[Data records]
******

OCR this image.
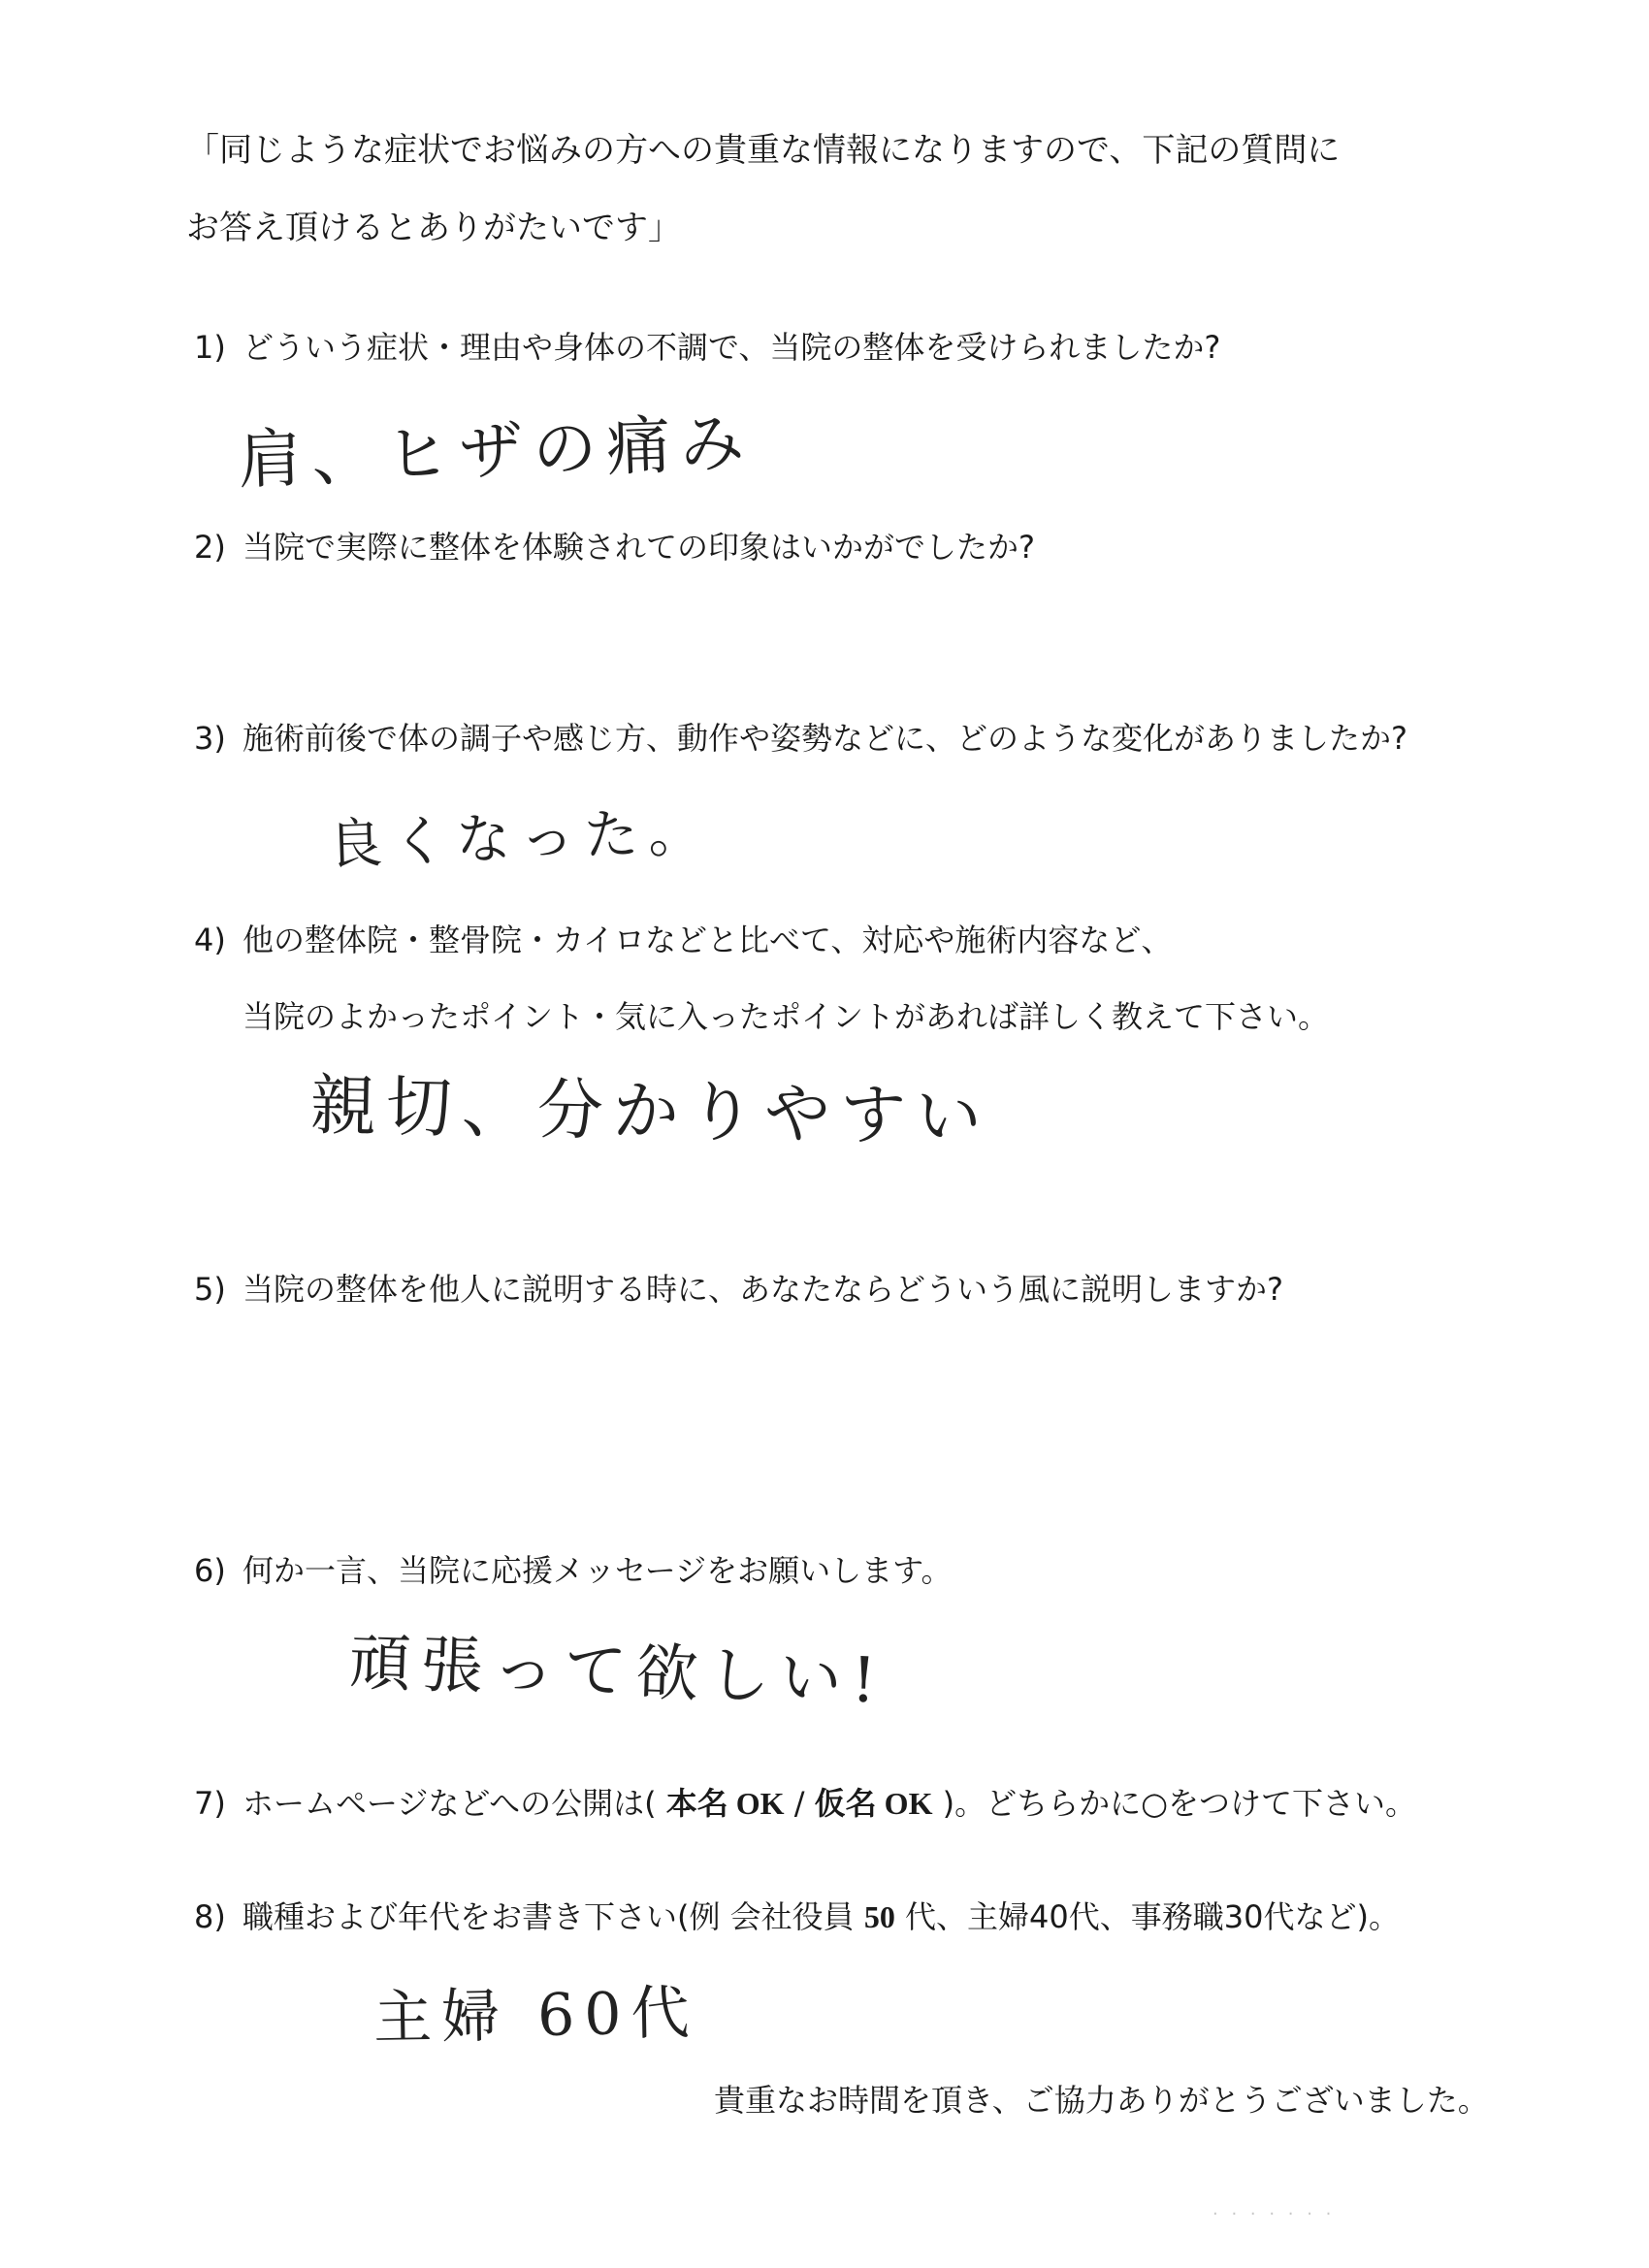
「同じような症状でお悩みの方への貴重な情報になりますので、下記の質問に
お答え頂けるとありがたいです」
1) どういう症状・理由や身体の不調で、当院の整体を受けられましたか?
肩、ヒザの痛み
2) 当院で実際に整体を体験されての印象はいかがでしたか?
3) 施術前後で体の調子や感じ方、動作や姿勢などに、どのような変化がありましたか?
良くなった。
4) 他の整体院・整骨院・カイロなどと比べて、対応や施術内容など、
当院のよかったポイント・気に入ったポイントがあれば詳しく教えて下さい。
親切、分かりやすい
5) 当院の整体を他人に説明する時に、あなたならどういう風に説明しますか?
6) 何か一言、当院に応援メッセージをお願いします。
頑張って欲しい!
7) ホームページなどへの公開は( 本名 OK / 仮名 OK )。どちらかに○をつけて下さい。
8) 職種および年代をお書き下さい(例 会社役員 50 代、主婦40代、事務職30代など)。
主婦 60代
貴重なお時間を頂き、ご協力ありがとうございました。
· · · · · · ·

******

Given problem: Without the pictures, repeat the listing above exactly.

Task output:
OCR this image.
「同じような症状でお悩みの方への貴重な情報になりますので、下記の質問に
お答え頂けるとありがたいです」
1) どういう症状・理由や身体の不調で、当院の整体を受けられましたか?
肩、ヒザの痛み
2) 当院で実際に整体を体験されての印象はいかがでしたか?
3) 施術前後で体の調子や感じ方、動作や姿勢などに、どのような変化がありましたか?
良くなった。
4) 他の整体院・整骨院・カイロなどと比べて、対応や施術内容など、
当院のよかったポイント・気に入ったポイントがあれば詳しく教えて下さい。
親切、分かりやすい
5) 当院の整体を他人に説明する時に、あなたならどういう風に説明しますか?
6) 何か一言、当院に応援メッセージをお願いします。
頑張って欲しい!
7) ホームページなどへの公開は( 本名 OK / 仮名 OK )。どちらかに○をつけて下さい。
8) 職種および年代をお書き下さい(例 会社役員 50 代、主婦40代、事務職30代など)。
主婦 60代
貴重なお時間を頂き、ご協力ありがとうございました。
· · · · · · ·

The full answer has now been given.